* **Task instructions**
Extract the lines that hold the string "Stick".
····················
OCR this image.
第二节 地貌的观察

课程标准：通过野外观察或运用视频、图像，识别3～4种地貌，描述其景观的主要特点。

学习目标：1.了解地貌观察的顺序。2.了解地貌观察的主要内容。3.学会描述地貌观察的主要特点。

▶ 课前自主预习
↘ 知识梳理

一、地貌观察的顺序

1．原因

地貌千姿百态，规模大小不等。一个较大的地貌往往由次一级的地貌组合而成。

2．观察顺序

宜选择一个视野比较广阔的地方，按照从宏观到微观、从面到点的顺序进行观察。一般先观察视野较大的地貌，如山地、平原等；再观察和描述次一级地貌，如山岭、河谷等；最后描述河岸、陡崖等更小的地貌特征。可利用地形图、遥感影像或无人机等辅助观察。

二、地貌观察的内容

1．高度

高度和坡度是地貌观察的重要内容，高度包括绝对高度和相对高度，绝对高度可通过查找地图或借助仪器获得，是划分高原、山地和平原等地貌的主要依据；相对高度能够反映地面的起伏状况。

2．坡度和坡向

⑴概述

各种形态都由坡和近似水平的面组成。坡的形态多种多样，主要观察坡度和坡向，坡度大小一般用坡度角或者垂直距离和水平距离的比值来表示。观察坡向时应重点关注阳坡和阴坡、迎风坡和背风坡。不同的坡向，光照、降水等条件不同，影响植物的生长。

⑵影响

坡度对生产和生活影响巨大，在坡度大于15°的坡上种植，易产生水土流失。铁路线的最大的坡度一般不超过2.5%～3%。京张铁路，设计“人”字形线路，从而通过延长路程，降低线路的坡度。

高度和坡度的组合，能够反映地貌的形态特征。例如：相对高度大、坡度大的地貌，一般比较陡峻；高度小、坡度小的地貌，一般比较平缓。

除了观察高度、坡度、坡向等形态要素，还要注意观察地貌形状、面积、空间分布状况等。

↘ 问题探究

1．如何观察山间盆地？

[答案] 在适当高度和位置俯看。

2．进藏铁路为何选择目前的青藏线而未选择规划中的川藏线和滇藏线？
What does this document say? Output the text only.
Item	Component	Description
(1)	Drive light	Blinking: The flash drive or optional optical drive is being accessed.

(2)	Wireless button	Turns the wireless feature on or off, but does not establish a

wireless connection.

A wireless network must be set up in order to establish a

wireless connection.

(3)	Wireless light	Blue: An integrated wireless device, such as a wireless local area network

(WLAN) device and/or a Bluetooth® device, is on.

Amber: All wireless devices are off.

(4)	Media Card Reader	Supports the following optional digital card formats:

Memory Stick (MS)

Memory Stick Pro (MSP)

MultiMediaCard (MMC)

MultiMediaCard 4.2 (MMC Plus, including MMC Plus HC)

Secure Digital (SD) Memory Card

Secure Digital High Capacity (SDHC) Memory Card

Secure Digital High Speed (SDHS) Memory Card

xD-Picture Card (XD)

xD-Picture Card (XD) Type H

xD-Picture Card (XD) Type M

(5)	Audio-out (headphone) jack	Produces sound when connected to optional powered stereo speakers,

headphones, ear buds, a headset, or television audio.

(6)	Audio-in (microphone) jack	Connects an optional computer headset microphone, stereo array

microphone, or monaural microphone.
····················
* **Full answer**
Memory Stick (MS)
Memory Stick Pro (MSP)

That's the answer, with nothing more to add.